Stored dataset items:

╔══

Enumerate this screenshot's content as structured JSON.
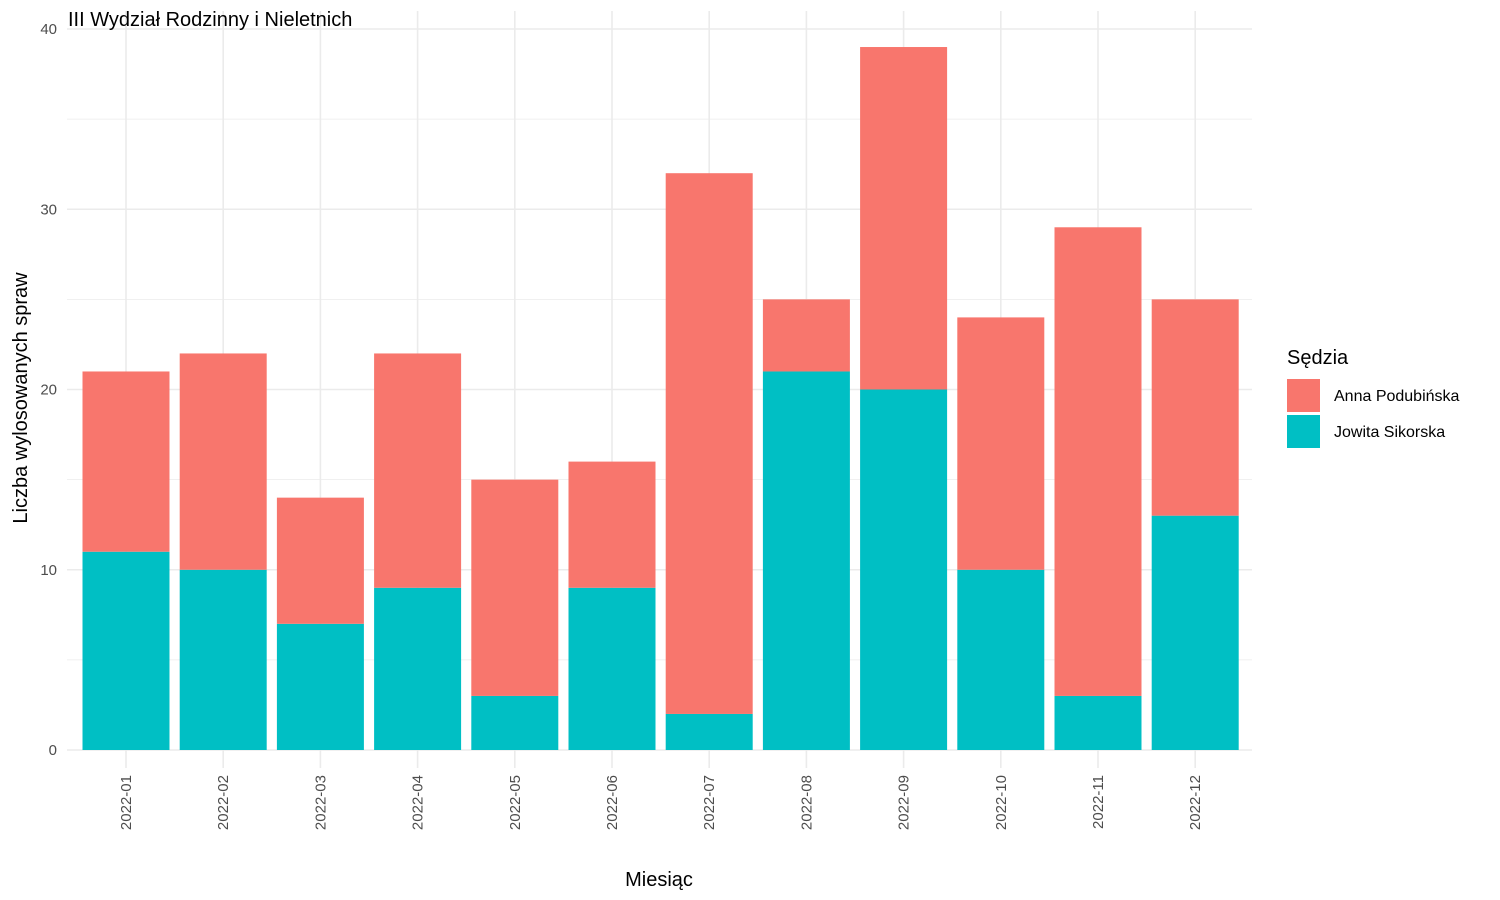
{
  "chart_data": {
    "type": "bar",
    "stacked": true,
    "title": "III Wydział Rodzinny i Nieletnich",
    "xlabel": "Miesiąc",
    "ylabel": "Liczba wylosowanych spraw",
    "categories": [
      "2022-01",
      "2022-02",
      "2022-03",
      "2022-04",
      "2022-05",
      "2022-06",
      "2022-07",
      "2022-08",
      "2022-09",
      "2022-10",
      "2022-11",
      "2022-12"
    ],
    "series": [
      {
        "name": "Jowita Sikorska",
        "color": "#00BFC4",
        "values": [
          11,
          10,
          7,
          9,
          3,
          9,
          2,
          21,
          20,
          10,
          3,
          13
        ]
      },
      {
        "name": "Anna Podubińska",
        "color": "#F8766D",
        "values": [
          10,
          12,
          7,
          13,
          12,
          7,
          30,
          4,
          19,
          14,
          26,
          12
        ]
      }
    ],
    "ylim": [
      0,
      40
    ],
    "yticks": [
      0,
      10,
      20,
      30,
      40
    ],
    "grid": true,
    "legend": {
      "title": "Sędzia",
      "position": "right",
      "entries": [
        {
          "label": "Anna Podubińska",
          "color": "#F8766D"
        },
        {
          "label": "Jowita Sikorska",
          "color": "#00BFC4"
        }
      ]
    }
  }
}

╚══

- _Written task_
Give an exact reproduction of every line, leaving out any picture.

- _Solution for this task_
Enumerate this screenshot's content as structured JSON.
{
  "chart_data": {
    "type": "bar",
    "stacked": true,
    "title": "III Wydział Rodzinny i Nieletnich",
    "xlabel": "Miesiąc",
    "ylabel": "Liczba wylosowanych spraw",
    "categories": [
      "2022-01",
      "2022-02",
      "2022-03",
      "2022-04",
      "2022-05",
      "2022-06",
      "2022-07",
      "2022-08",
      "2022-09",
      "2022-10",
      "2022-11",
      "2022-12"
    ],
    "series": [
      {
        "name": "Jowita Sikorska",
        "color": "#00BFC4",
        "values": [
          11,
          10,
          7,
          9,
          3,
          9,
          2,
          21,
          20,
          10,
          3,
          13
        ]
      },
      {
        "name": "Anna Podubińska",
        "color": "#F8766D",
        "values": [
          10,
          12,
          7,
          13,
          12,
          7,
          30,
          4,
          19,
          14,
          26,
          12
        ]
      }
    ],
    "ylim": [
      0,
      40
    ],
    "yticks": [
      0,
      10,
      20,
      30,
      40
    ],
    "grid": true,
    "legend": {
      "title": "Sędzia",
      "position": "right",
      "entries": [
        {
          "label": "Anna Podubińska",
          "color": "#F8766D"
        },
        {
          "label": "Jowita Sikorska",
          "color": "#00BFC4"
        }
      ]
    }
  }
}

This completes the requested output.